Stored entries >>
** Begin **

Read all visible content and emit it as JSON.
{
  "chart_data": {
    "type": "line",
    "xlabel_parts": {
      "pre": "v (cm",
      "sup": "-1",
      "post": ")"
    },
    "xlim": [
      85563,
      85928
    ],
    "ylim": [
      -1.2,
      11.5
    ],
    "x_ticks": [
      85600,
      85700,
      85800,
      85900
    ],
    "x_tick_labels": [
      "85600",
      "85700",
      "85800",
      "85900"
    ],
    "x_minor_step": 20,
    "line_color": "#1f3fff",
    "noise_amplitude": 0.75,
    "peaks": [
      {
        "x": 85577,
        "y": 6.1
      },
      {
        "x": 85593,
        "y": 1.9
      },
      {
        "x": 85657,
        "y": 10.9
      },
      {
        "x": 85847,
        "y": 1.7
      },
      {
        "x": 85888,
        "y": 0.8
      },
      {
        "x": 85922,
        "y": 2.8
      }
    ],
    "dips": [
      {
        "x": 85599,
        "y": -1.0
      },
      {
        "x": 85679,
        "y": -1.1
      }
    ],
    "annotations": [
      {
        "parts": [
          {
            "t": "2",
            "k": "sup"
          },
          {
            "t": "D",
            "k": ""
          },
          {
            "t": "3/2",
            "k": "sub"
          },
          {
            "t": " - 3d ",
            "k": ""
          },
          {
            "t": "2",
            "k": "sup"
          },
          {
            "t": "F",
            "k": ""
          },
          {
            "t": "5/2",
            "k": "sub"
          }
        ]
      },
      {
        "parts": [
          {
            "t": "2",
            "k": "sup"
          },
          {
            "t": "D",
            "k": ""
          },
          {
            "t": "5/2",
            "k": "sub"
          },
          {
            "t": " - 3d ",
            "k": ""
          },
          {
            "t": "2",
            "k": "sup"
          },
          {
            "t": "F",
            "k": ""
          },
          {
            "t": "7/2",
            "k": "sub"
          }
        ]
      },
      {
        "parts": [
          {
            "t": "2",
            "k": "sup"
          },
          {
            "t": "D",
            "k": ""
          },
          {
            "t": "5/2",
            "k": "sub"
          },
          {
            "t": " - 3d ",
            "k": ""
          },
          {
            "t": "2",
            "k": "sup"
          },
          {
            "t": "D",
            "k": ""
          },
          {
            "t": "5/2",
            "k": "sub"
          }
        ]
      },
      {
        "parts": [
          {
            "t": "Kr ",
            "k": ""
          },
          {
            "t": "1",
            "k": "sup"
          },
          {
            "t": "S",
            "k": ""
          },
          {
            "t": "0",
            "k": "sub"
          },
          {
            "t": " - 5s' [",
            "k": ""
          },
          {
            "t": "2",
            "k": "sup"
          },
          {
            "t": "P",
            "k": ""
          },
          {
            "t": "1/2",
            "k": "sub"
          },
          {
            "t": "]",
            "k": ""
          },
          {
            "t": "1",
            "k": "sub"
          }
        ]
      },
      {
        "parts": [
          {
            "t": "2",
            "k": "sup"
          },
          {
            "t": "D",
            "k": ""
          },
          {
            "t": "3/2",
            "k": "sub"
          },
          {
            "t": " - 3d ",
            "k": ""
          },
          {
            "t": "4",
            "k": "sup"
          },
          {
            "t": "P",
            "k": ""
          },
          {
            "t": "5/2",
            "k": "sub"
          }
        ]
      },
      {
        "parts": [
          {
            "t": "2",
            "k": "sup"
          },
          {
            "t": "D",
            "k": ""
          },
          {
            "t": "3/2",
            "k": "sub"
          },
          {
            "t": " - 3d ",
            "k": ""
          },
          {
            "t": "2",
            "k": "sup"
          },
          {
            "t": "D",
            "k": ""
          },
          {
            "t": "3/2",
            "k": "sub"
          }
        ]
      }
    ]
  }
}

** End **

REQUEST >> Your task is to give the records above again, exactly.

TASK OUTPUT >>
Read all visible content and emit it as JSON.
{
  "chart_data": {
    "type": "line",
    "xlabel_parts": {
      "pre": "v (cm",
      "sup": "-1",
      "post": ")"
    },
    "xlim": [
      85563,
      85928
    ],
    "ylim": [
      -1.2,
      11.5
    ],
    "x_ticks": [
      85600,
      85700,
      85800,
      85900
    ],
    "x_tick_labels": [
      "85600",
      "85700",
      "85800",
      "85900"
    ],
    "x_minor_step": 20,
    "line_color": "#1f3fff",
    "noise_amplitude": 0.75,
    "peaks": [
      {
        "x": 85577,
        "y": 6.1
      },
      {
        "x": 85593,
        "y": 1.9
      },
      {
        "x": 85657,
        "y": 10.9
      },
      {
        "x": 85847,
        "y": 1.7
      },
      {
        "x": 85888,
        "y": 0.8
      },
      {
        "x": 85922,
        "y": 2.8
      }
    ],
    "dips": [
      {
        "x": 85599,
        "y": -1.0
      },
      {
        "x": 85679,
        "y": -1.1
      }
    ],
    "annotations": [
      {
        "parts": [
          {
            "t": "2",
            "k": "sup"
          },
          {
            "t": "D",
            "k": ""
          },
          {
            "t": "3/2",
            "k": "sub"
          },
          {
            "t": " - 3d ",
            "k": ""
          },
          {
            "t": "2",
            "k": "sup"
          },
          {
            "t": "F",
            "k": ""
          },
          {
            "t": "5/2",
            "k": "sub"
          }
        ]
      },
      {
        "parts": [
          {
            "t": "2",
            "k": "sup"
          },
          {
            "t": "D",
            "k": ""
          },
          {
            "t": "5/2",
            "k": "sub"
          },
          {
            "t": " - 3d ",
            "k": ""
          },
          {
            "t": "2",
            "k": "sup"
          },
          {
            "t": "F",
            "k": ""
          },
          {
            "t": "7/2",
            "k": "sub"
          }
        ]
      },
      {
        "parts": [
          {
            "t": "2",
            "k": "sup"
          },
          {
            "t": "D",
            "k": ""
          },
          {
            "t": "5/2",
            "k": "sub"
          },
          {
            "t": " - 3d ",
            "k": ""
          },
          {
            "t": "2",
            "k": "sup"
          },
          {
            "t": "D",
            "k": ""
          },
          {
            "t": "5/2",
            "k": "sub"
          }
        ]
      },
      {
        "parts": [
          {
            "t": "Kr ",
            "k": ""
          },
          {
            "t": "1",
            "k": "sup"
          },
          {
            "t": "S",
            "k": ""
          },
          {
            "t": "0",
            "k": "sub"
          },
          {
            "t": " - 5s' [",
            "k": ""
          },
          {
            "t": "2",
            "k": "sup"
          },
          {
            "t": "P",
            "k": ""
          },
          {
            "t": "1/2",
            "k": "sub"
          },
          {
            "t": "]",
            "k": ""
          },
          {
            "t": "1",
            "k": "sub"
          }
        ]
      },
      {
        "parts": [
          {
            "t": "2",
            "k": "sup"
          },
          {
            "t": "D",
            "k": ""
          },
          {
            "t": "3/2",
            "k": "sub"
          },
          {
            "t": " - 3d ",
            "k": ""
          },
          {
            "t": "4",
            "k": "sup"
          },
          {
            "t": "P",
            "k": ""
          },
          {
            "t": "5/2",
            "k": "sub"
          }
        ]
      },
      {
        "parts": [
          {
            "t": "2",
            "k": "sup"
          },
          {
            "t": "D",
            "k": ""
          },
          {
            "t": "3/2",
            "k": "sub"
          },
          {
            "t": " - 3d ",
            "k": ""
          },
          {
            "t": "2",
            "k": "sup"
          },
          {
            "t": "D",
            "k": ""
          },
          {
            "t": "3/2",
            "k": "sub"
          }
        ]
      }
    ]
  }
}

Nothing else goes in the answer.